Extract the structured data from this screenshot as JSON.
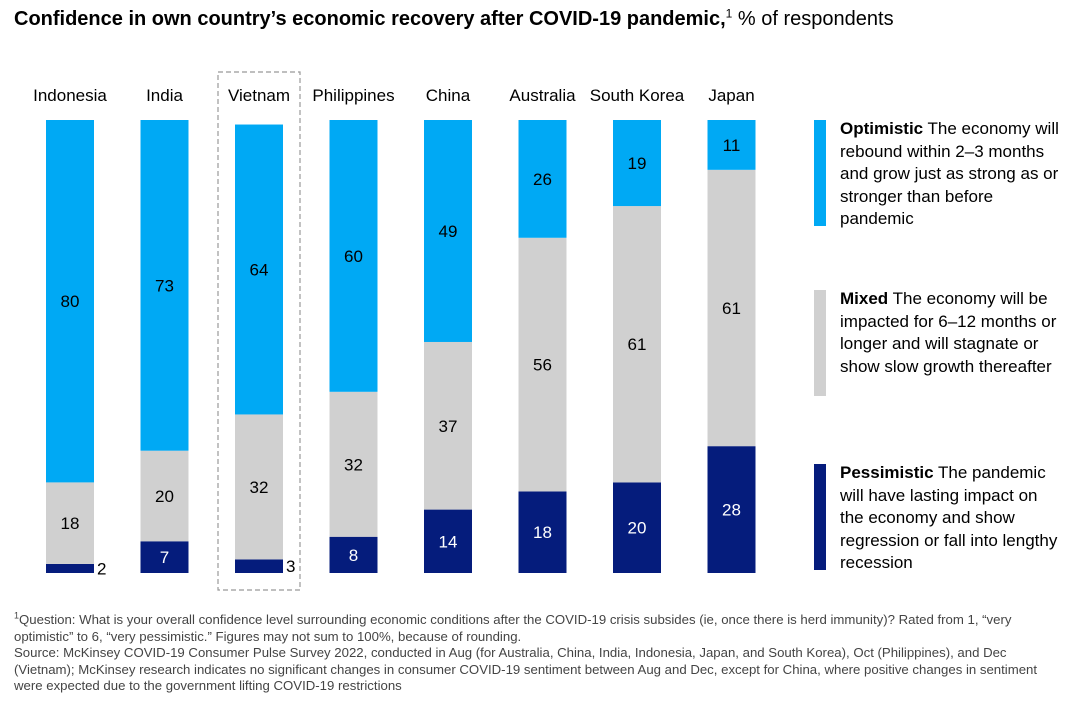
{
  "title": {
    "bold": "Confidence in own country’s economic recovery after COVID-19 pandemic,",
    "sup": "1",
    "rest": " % of respondents"
  },
  "colors": {
    "optimistic": "#00a9f4",
    "mixed": "#d0d0d0",
    "pessimistic": "#051c7c",
    "highlight_border": "#999999"
  },
  "chart_data": {
    "type": "bar",
    "stacked": true,
    "orientation": "vertical",
    "unit": "% of respondents",
    "categories": [
      "Indonesia",
      "India",
      "Vietnam",
      "Philippines",
      "China",
      "Australia",
      "South Korea",
      "Japan"
    ],
    "highlighted_category": "Vietnam",
    "series": [
      {
        "name": "Pessimistic",
        "values": [
          2,
          7,
          3,
          8,
          14,
          18,
          20,
          28
        ]
      },
      {
        "name": "Mixed",
        "values": [
          18,
          20,
          32,
          32,
          37,
          56,
          61,
          61
        ]
      },
      {
        "name": "Optimistic",
        "values": [
          80,
          73,
          64,
          60,
          49,
          26,
          19,
          11
        ]
      }
    ],
    "ylim": [
      0,
      100
    ],
    "grid": false,
    "legend_placement": "right"
  },
  "legend": [
    {
      "key": "optimistic",
      "label": "Optimistic",
      "text": " The economy will rebound within 2–3 months and grow just as strong as or stronger than before pandemic"
    },
    {
      "key": "mixed",
      "label": "Mixed",
      "text": " The economy will be impacted for 6–12 months or longer and will stagnate or show slow growth thereafter"
    },
    {
      "key": "pessimistic",
      "label": "Pessimistic",
      "text": " The pandemic will have lasting impact on the economy and show regression or fall into lengthy recession"
    }
  ],
  "footnotes": {
    "note_marker": "1",
    "note_text": "Question: What is your overall confidence level surrounding economic conditions after the COVID-19 crisis subsides (ie, once there is herd immunity)? Rated from 1, “very optimistic” to 6, “very pessimistic.” Figures may not sum to 100%, because of rounding.",
    "source": "Source: McKinsey COVID-19 Consumer Pulse Survey 2022, conducted in Aug (for Australia, China, India, Indonesia, Japan, and South Korea), Oct (Philippines), and Dec (Vietnam); McKinsey research indicates no significant changes in consumer COVID-19 sentiment between Aug and Dec, except for China, where positive changes in sentiment were expected due to the government lifting COVID-19 restrictions"
  }
}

════════════════

> [EXERCISE]
Only the number is wanted: how many lines of the data contain the word "economic"?

> [FINISHED EXERCISE]
2